→ WORK TO BE COMPLETED:
Write out every single entry exactly.
- - - - - - -
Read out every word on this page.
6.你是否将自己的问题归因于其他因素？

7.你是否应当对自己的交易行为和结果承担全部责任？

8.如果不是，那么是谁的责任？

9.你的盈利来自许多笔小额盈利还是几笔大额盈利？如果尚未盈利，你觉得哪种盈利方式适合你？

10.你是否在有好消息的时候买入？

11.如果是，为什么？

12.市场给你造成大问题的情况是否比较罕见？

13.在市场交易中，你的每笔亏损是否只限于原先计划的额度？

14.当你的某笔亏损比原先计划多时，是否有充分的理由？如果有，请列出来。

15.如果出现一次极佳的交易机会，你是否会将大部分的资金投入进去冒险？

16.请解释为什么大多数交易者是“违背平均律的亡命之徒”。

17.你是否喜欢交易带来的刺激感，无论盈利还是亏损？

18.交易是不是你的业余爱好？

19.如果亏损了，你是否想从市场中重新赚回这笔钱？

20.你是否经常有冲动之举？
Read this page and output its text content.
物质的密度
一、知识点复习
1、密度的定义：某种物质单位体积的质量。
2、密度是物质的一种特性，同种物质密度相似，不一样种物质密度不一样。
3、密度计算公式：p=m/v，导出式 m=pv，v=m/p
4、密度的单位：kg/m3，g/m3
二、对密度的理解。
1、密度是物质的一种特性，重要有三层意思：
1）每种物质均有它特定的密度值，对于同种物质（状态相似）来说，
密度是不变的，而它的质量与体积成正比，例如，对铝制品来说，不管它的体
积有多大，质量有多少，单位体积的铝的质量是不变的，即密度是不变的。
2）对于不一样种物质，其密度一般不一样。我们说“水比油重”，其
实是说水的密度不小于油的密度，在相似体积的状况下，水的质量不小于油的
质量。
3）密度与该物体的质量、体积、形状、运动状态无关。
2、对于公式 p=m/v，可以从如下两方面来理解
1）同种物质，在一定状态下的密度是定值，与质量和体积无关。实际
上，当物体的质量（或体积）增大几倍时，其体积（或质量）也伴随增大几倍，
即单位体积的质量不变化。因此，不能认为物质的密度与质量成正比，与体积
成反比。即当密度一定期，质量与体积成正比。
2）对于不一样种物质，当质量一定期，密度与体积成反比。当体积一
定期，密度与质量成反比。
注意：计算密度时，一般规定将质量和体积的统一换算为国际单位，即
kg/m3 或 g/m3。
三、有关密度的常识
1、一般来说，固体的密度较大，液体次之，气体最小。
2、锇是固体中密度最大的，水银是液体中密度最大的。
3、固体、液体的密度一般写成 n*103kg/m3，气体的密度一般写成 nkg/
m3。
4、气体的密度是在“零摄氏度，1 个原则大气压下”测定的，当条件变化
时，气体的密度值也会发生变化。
- - - - - - -
→ OUTPUT BELOW:
Read out every word on this page.
6.你是否将自己的问题归因于其他因素？

7.你是否应当对自己的交易行为和结果承担全部责任？

8.如果不是，那么是谁的责任？

9.你的盈利来自许多笔小额盈利还是几笔大额盈利？如果尚未盈利，你觉得哪种盈利方式适合你？

10.你是否在有好消息的时候买入？

11.如果是，为什么？

12.市场给你造成大问题的情况是否比较罕见？

13.在市场交易中，你的每笔亏损是否只限于原先计划的额度？

14.当你的某笔亏损比原先计划多时，是否有充分的理由？如果有，请列出来。

15.如果出现一次极佳的交易机会，你是否会将大部分的资金投入进去冒险？

16.请解释为什么大多数交易者是“违背平均律的亡命之徒”。

17.你是否喜欢交易带来的刺激感，无论盈利还是亏损？

18.交易是不是你的业余爱好？

19.如果亏损了，你是否想从市场中重新赚回这笔钱？

20.你是否经常有冲动之举？
Read this page and output its text content.
物质的密度
一、知识点复习
1、密度的定义：某种物质单位体积的质量。
2、密度是物质的一种特性，同种物质密度相似，不一样种物质密度不一样。
3、密度计算公式：p=m/v，导出式 m=pv，v=m/p
4、密度的单位：kg/m3，g/m3
二、对密度的理解。
1、密度是物质的一种特性，重要有三层意思：
1）每种物质均有它特定的密度值，对于同种物质（状态相似）来说，
密度是不变的，而它的质量与体积成正比，例如，对铝制品来说，不管它的体
积有多大，质量有多少，单位体积的铝的质量是不变的，即密度是不变的。
2）对于不一样种物质，其密度一般不一样。我们说“水比油重”，其
实是说水的密度不小于油的密度，在相似体积的状况下，水的质量不小于油的
质量。
3）密度与该物体的质量、体积、形状、运动状态无关。
2、对于公式 p=m/v，可以从如下两方面来理解
1）同种物质，在一定状态下的密度是定值，与质量和体积无关。实际
上，当物体的质量（或体积）增大几倍时，其体积（或质量）也伴随增大几倍，
即单位体积的质量不变化。因此，不能认为物质的密度与质量成正比，与体积
成反比。即当密度一定期，质量与体积成正比。
2）对于不一样种物质，当质量一定期，密度与体积成反比。当体积一
定期，密度与质量成反比。
注意：计算密度时，一般规定将质量和体积的统一换算为国际单位，即
kg/m3 或 g/m3。
三、有关密度的常识
1、一般来说，固体的密度较大，液体次之，气体最小。
2、锇是固体中密度最大的，水银是液体中密度最大的。
3、固体、液体的密度一般写成 n*103kg/m3，气体的密度一般写成 nkg/
m3。
4、气体的密度是在“零摄氏度，1 个原则大气压下”测定的，当条件变化
时，气体的密度值也会发生变化。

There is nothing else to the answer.